>> START Rows
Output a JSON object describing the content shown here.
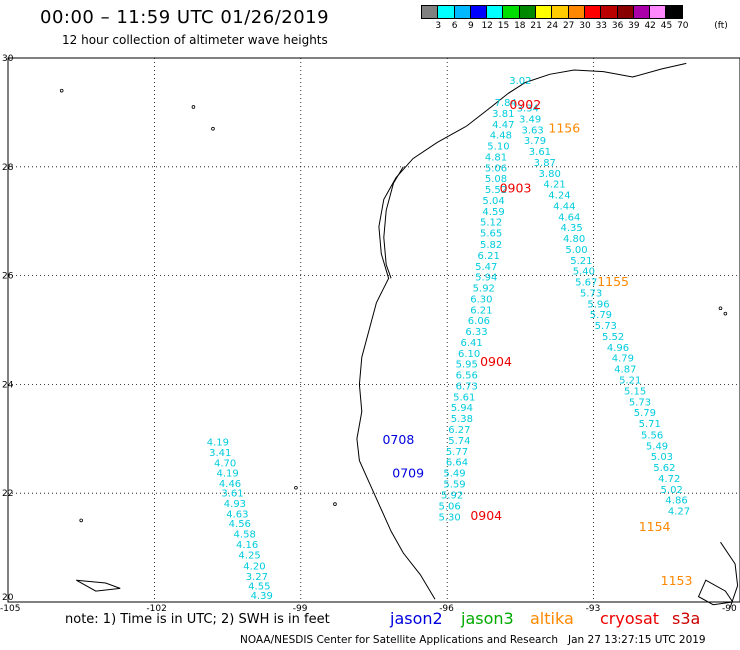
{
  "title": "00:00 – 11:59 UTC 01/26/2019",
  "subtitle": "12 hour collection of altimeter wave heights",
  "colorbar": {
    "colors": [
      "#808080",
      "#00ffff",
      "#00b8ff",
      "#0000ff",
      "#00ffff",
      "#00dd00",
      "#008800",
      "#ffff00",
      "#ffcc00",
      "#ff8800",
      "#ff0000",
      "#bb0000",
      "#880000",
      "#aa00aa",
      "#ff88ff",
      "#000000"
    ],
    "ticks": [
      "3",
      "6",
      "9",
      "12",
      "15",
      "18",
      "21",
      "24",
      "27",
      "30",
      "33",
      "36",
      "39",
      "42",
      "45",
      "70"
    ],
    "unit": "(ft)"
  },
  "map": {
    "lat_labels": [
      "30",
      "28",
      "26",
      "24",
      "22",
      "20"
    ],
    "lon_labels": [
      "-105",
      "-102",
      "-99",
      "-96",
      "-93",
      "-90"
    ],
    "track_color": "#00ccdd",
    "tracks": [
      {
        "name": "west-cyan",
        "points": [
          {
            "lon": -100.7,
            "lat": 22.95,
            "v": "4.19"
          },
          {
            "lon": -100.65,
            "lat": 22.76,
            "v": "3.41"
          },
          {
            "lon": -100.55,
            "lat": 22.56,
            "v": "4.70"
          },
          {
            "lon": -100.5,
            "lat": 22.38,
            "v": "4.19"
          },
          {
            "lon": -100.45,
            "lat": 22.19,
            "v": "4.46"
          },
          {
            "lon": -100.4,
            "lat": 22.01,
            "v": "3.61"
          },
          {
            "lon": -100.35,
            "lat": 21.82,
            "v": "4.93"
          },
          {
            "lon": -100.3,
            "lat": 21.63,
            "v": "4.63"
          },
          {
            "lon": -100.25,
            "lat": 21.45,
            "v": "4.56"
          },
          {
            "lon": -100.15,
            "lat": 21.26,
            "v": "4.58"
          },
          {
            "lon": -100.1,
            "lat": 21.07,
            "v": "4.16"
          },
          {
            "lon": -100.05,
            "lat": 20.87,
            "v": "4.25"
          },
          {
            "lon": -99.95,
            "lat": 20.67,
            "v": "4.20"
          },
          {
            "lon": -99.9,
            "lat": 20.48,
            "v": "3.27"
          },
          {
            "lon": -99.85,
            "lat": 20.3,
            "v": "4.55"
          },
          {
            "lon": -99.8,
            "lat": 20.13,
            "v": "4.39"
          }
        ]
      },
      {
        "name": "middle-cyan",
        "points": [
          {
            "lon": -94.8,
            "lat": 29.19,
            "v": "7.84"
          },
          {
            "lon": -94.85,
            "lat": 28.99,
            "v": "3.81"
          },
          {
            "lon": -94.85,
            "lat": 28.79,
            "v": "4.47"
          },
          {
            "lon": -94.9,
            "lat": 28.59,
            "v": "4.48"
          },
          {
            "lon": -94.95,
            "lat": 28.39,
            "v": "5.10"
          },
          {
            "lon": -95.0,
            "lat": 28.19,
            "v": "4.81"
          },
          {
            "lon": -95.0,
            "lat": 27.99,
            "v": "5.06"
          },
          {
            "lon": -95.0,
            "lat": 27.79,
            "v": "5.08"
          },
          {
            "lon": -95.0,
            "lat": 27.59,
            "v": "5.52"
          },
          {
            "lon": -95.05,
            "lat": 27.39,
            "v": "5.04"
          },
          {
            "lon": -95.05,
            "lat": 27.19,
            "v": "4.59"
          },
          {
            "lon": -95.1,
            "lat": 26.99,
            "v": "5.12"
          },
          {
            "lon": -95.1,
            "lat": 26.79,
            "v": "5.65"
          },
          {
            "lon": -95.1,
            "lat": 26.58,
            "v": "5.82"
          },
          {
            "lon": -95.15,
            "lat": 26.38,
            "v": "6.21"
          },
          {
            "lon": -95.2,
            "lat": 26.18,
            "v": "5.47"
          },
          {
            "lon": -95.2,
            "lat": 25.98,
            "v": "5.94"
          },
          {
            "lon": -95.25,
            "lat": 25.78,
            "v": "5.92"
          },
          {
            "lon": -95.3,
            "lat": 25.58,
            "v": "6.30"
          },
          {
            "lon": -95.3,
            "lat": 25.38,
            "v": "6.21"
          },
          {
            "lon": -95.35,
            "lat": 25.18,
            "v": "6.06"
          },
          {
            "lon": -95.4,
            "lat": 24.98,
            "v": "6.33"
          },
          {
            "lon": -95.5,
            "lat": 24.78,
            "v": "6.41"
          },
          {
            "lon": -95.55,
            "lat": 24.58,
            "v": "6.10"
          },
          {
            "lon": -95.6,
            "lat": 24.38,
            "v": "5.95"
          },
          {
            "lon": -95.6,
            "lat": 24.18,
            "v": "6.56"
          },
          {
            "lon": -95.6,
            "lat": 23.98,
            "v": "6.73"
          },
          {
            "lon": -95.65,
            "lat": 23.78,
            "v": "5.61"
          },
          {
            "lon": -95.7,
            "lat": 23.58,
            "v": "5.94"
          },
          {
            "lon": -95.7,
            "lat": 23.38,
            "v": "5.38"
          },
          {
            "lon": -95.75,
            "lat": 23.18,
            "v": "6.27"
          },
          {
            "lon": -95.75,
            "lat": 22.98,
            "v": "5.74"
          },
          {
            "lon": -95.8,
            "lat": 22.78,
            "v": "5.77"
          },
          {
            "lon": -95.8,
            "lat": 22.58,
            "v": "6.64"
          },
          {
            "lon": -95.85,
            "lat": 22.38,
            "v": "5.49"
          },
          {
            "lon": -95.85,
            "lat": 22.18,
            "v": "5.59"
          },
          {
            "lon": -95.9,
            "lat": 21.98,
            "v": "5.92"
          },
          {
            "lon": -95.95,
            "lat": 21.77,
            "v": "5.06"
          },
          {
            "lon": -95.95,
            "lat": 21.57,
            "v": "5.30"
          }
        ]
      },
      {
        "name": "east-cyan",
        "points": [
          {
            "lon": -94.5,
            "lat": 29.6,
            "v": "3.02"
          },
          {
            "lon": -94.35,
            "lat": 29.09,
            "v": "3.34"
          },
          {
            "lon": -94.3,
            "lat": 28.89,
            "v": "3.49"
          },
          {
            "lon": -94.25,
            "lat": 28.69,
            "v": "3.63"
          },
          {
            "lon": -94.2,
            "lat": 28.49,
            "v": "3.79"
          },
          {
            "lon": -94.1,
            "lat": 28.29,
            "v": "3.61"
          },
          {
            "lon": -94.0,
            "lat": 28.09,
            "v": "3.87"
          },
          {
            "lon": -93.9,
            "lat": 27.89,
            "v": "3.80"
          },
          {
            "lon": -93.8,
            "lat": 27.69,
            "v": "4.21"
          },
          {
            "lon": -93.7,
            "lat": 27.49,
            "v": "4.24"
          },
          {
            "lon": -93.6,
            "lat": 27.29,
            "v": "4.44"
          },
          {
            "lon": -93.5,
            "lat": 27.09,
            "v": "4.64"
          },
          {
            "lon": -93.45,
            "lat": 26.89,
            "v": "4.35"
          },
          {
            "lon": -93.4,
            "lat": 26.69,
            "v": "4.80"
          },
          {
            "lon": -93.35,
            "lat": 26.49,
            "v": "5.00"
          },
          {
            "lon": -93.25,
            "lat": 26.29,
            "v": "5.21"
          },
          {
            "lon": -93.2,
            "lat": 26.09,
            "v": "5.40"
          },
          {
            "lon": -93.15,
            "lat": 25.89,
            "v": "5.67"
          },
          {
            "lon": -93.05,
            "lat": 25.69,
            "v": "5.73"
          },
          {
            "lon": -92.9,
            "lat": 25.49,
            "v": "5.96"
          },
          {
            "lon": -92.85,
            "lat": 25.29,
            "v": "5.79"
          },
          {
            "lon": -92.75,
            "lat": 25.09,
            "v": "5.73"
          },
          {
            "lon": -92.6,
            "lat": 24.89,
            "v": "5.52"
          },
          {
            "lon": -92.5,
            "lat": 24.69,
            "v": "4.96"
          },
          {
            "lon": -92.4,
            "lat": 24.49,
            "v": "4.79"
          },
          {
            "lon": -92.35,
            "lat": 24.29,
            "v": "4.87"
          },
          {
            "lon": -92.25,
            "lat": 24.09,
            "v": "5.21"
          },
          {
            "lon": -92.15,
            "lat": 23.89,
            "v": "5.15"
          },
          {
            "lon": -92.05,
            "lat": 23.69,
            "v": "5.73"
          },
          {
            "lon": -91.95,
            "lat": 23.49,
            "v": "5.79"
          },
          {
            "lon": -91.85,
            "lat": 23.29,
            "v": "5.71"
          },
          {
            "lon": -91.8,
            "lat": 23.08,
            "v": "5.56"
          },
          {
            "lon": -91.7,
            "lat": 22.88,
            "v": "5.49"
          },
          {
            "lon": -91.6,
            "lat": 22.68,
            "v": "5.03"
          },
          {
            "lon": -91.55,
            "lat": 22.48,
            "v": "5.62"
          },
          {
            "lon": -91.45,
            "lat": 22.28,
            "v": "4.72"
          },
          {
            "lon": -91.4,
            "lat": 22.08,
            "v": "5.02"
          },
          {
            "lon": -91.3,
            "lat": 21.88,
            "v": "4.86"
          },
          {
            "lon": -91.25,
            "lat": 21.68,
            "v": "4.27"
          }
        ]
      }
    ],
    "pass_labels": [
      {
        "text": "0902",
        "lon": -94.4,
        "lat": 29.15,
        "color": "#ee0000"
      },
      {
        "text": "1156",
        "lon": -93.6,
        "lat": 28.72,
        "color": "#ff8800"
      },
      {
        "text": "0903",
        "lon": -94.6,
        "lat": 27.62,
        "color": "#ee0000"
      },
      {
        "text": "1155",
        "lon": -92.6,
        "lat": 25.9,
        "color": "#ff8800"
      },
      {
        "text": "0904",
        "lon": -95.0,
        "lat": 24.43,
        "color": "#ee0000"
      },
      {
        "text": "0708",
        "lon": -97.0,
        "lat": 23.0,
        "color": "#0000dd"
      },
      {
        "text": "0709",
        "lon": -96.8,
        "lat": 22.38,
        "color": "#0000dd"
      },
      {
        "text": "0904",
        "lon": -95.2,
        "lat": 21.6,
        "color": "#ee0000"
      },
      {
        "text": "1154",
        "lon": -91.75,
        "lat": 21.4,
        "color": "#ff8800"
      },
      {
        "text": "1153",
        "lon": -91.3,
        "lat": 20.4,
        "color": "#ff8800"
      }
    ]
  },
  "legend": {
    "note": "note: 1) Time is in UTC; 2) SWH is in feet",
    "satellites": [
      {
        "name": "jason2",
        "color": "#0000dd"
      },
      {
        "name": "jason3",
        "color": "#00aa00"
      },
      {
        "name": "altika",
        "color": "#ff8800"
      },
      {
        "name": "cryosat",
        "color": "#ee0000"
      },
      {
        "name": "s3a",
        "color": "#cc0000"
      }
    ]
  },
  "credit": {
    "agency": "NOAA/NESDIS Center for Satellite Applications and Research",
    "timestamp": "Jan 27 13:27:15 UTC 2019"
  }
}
>> END Rows
>> START Rows
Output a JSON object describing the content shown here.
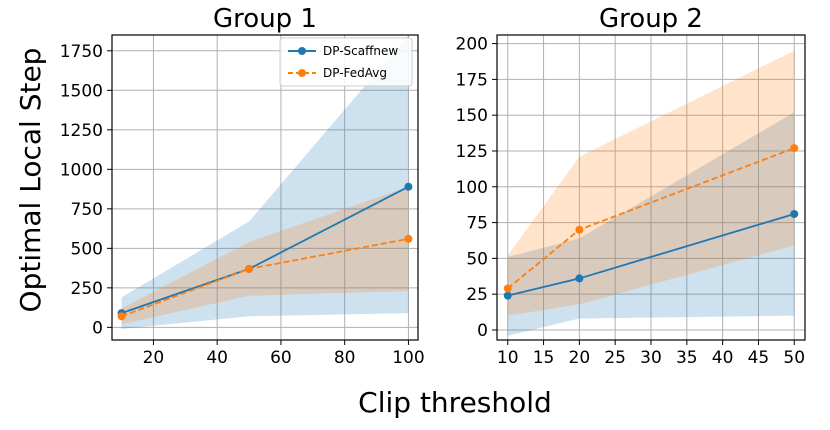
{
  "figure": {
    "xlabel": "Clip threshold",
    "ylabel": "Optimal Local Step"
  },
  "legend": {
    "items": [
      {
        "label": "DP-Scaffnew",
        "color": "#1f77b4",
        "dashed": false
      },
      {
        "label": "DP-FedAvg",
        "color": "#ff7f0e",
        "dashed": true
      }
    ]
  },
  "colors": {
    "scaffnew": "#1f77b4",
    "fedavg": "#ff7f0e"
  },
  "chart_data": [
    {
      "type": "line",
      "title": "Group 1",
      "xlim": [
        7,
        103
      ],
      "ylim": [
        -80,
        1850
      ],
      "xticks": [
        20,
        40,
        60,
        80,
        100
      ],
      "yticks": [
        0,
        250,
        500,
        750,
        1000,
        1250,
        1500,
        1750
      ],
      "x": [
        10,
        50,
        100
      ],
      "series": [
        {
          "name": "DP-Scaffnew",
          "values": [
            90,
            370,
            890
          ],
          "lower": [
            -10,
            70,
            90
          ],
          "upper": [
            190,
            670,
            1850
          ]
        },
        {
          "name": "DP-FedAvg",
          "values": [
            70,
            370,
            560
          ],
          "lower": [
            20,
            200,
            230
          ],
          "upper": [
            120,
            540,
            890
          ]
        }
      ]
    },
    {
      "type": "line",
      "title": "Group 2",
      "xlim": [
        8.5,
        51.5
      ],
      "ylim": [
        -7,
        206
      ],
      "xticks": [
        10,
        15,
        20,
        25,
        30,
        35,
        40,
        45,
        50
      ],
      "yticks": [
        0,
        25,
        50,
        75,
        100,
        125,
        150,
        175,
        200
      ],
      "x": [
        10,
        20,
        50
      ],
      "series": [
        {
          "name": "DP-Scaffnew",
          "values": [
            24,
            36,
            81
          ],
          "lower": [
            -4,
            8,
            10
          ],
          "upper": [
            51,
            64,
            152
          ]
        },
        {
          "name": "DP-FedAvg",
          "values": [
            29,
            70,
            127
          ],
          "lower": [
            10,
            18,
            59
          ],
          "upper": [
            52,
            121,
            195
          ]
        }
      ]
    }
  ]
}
>> END Rows
[Exercise requirements]: Give the count of lines in the listing above that include "cyan", with no other words.

[Solved exercise]: 3